» **GIVEN REQUEST**
Extract the text of every entry below exactly; leave images out.

[Start]

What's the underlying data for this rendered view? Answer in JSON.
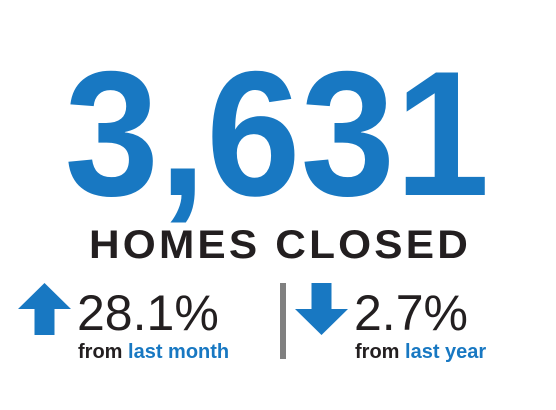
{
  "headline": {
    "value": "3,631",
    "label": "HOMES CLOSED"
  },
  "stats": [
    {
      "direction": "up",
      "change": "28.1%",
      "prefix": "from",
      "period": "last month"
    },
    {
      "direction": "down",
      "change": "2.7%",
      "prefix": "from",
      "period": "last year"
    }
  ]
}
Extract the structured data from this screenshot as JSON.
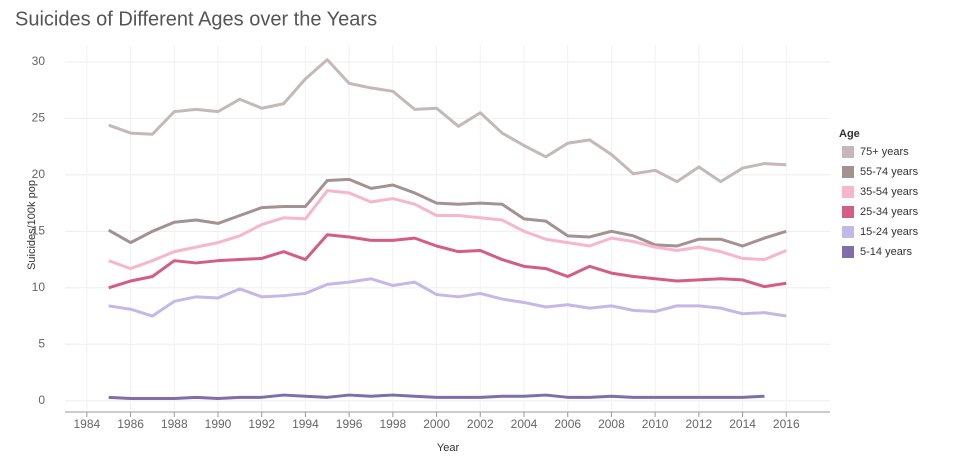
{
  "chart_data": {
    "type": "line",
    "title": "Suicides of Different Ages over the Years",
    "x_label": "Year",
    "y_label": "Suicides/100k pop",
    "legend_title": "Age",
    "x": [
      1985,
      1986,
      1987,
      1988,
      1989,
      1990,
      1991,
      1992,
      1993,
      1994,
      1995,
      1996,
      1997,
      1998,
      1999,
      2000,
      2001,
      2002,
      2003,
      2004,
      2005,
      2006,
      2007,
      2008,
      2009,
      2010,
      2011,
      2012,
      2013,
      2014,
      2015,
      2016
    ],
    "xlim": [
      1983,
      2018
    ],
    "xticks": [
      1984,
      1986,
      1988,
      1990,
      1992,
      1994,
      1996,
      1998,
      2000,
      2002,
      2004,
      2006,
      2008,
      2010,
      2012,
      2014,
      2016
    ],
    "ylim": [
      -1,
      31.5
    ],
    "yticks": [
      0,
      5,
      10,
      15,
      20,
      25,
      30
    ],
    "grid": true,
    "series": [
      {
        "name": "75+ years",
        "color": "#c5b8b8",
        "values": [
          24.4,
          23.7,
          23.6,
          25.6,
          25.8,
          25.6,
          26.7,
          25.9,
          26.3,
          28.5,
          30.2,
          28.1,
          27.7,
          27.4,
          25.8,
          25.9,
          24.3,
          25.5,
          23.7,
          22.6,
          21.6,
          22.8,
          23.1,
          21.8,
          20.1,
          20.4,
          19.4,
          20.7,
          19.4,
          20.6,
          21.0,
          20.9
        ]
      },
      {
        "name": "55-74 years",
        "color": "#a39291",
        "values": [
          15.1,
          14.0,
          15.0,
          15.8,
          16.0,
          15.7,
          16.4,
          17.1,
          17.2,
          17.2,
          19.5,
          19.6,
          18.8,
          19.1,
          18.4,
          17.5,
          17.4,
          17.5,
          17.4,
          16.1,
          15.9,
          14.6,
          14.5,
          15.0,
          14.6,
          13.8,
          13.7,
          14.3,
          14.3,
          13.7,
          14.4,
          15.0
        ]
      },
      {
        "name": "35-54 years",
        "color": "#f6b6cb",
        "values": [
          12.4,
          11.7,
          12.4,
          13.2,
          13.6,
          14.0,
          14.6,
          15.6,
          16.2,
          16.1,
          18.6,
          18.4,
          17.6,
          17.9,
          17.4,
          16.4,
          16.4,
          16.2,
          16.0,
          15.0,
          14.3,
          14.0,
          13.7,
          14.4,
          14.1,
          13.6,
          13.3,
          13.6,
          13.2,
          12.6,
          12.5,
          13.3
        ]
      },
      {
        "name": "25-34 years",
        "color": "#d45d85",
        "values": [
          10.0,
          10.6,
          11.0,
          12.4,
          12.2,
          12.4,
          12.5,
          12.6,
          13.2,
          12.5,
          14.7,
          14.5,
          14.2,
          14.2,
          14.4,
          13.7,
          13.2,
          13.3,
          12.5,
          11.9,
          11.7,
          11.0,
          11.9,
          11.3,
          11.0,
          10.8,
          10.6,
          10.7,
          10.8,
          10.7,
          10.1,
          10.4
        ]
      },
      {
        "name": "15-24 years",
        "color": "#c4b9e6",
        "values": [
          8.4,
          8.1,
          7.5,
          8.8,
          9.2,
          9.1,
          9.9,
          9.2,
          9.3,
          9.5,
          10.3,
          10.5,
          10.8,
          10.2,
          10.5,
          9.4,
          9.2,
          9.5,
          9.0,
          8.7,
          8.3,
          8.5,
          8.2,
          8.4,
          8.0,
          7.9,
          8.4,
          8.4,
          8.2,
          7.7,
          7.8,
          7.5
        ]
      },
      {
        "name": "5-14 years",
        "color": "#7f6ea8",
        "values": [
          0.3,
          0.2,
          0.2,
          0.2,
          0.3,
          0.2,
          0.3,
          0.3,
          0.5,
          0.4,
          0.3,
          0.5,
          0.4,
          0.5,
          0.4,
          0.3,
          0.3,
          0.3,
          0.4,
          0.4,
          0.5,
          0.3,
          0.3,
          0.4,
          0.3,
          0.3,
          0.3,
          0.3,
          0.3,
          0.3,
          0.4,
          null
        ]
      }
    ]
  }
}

[End]

» **RESULT OF THIS TASK**
What's the underlying data for this rendered view? Answer in JSON.
{
  "headline": {
    "value": "3,631",
    "label": "HOMES CLOSED"
  },
  "stats": [
    {
      "direction": "up",
      "change": "28.1%",
      "prefix": "from",
      "period": "last month"
    },
    {
      "direction": "down",
      "change": "2.7%",
      "prefix": "from",
      "period": "last year"
    }
  ]
}
Extract the structured data from this screenshot as JSON.
{
  "chart_data": {
    "type": "line",
    "title": "Suicides of Different Ages over the Years",
    "x_label": "Year",
    "y_label": "Suicides/100k pop",
    "legend_title": "Age",
    "x": [
      1985,
      1986,
      1987,
      1988,
      1989,
      1990,
      1991,
      1992,
      1993,
      1994,
      1995,
      1996,
      1997,
      1998,
      1999,
      2000,
      2001,
      2002,
      2003,
      2004,
      2005,
      2006,
      2007,
      2008,
      2009,
      2010,
      2011,
      2012,
      2013,
      2014,
      2015,
      2016
    ],
    "xlim": [
      1983,
      2018
    ],
    "xticks": [
      1984,
      1986,
      1988,
      1990,
      1992,
      1994,
      1996,
      1998,
      2000,
      2002,
      2004,
      2006,
      2008,
      2010,
      2012,
      2014,
      2016
    ],
    "ylim": [
      -1,
      31.5
    ],
    "yticks": [
      0,
      5,
      10,
      15,
      20,
      25,
      30
    ],
    "grid": true,
    "series": [
      {
        "name": "75+ years",
        "color": "#c5b8b8",
        "values": [
          24.4,
          23.7,
          23.6,
          25.6,
          25.8,
          25.6,
          26.7,
          25.9,
          26.3,
          28.5,
          30.2,
          28.1,
          27.7,
          27.4,
          25.8,
          25.9,
          24.3,
          25.5,
          23.7,
          22.6,
          21.6,
          22.8,
          23.1,
          21.8,
          20.1,
          20.4,
          19.4,
          20.7,
          19.4,
          20.6,
          21.0,
          20.9
        ]
      },
      {
        "name": "55-74 years",
        "color": "#a39291",
        "values": [
          15.1,
          14.0,
          15.0,
          15.8,
          16.0,
          15.7,
          16.4,
          17.1,
          17.2,
          17.2,
          19.5,
          19.6,
          18.8,
          19.1,
          18.4,
          17.5,
          17.4,
          17.5,
          17.4,
          16.1,
          15.9,
          14.6,
          14.5,
          15.0,
          14.6,
          13.8,
          13.7,
          14.3,
          14.3,
          13.7,
          14.4,
          15.0
        ]
      },
      {
        "name": "35-54 years",
        "color": "#f6b6cb",
        "values": [
          12.4,
          11.7,
          12.4,
          13.2,
          13.6,
          14.0,
          14.6,
          15.6,
          16.2,
          16.1,
          18.6,
          18.4,
          17.6,
          17.9,
          17.4,
          16.4,
          16.4,
          16.2,
          16.0,
          15.0,
          14.3,
          14.0,
          13.7,
          14.4,
          14.1,
          13.6,
          13.3,
          13.6,
          13.2,
          12.6,
          12.5,
          13.3
        ]
      },
      {
        "name": "25-34 years",
        "color": "#d45d85",
        "values": [
          10.0,
          10.6,
          11.0,
          12.4,
          12.2,
          12.4,
          12.5,
          12.6,
          13.2,
          12.5,
          14.7,
          14.5,
          14.2,
          14.2,
          14.4,
          13.7,
          13.2,
          13.3,
          12.5,
          11.9,
          11.7,
          11.0,
          11.9,
          11.3,
          11.0,
          10.8,
          10.6,
          10.7,
          10.8,
          10.7,
          10.1,
          10.4
        ]
      },
      {
        "name": "15-24 years",
        "color": "#c4b9e6",
        "values": [
          8.4,
          8.1,
          7.5,
          8.8,
          9.2,
          9.1,
          9.9,
          9.2,
          9.3,
          9.5,
          10.3,
          10.5,
          10.8,
          10.2,
          10.5,
          9.4,
          9.2,
          9.5,
          9.0,
          8.7,
          8.3,
          8.5,
          8.2,
          8.4,
          8.0,
          7.9,
          8.4,
          8.4,
          8.2,
          7.7,
          7.8,
          7.5
        ]
      },
      {
        "name": "5-14 years",
        "color": "#7f6ea8",
        "values": [
          0.3,
          0.2,
          0.2,
          0.2,
          0.3,
          0.2,
          0.3,
          0.3,
          0.5,
          0.4,
          0.3,
          0.5,
          0.4,
          0.5,
          0.4,
          0.3,
          0.3,
          0.3,
          0.4,
          0.4,
          0.5,
          0.3,
          0.3,
          0.4,
          0.3,
          0.3,
          0.3,
          0.3,
          0.3,
          0.3,
          0.4,
          null
        ]
      }
    ]
  }
}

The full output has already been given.